WRITTEN INSTRUCTION
Pull out each line of the data that includes the word "ведением".

MATERIALS PROVIDED
---
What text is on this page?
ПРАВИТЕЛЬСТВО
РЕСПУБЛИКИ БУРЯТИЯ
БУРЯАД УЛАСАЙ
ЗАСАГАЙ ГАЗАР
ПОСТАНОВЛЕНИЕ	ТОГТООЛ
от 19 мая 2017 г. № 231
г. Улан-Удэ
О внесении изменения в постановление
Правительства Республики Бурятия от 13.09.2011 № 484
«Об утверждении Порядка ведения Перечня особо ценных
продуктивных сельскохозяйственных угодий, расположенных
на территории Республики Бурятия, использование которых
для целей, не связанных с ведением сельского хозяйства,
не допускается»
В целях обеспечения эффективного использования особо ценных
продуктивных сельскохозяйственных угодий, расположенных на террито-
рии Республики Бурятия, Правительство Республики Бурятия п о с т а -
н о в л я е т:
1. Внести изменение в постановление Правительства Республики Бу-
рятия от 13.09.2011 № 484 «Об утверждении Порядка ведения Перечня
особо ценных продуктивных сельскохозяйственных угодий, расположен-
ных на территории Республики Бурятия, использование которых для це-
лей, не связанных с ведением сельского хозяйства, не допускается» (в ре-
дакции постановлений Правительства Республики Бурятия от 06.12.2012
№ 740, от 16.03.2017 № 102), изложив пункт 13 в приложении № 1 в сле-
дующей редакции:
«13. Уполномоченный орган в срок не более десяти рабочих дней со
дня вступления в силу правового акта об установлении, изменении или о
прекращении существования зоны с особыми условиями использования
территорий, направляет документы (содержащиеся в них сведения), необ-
---
RIGHT ANSWER
для целей, не связанных с ведением сельского хозяйства,
лей, не связанных с ведением сельского хозяйства, не допускается» (в ре-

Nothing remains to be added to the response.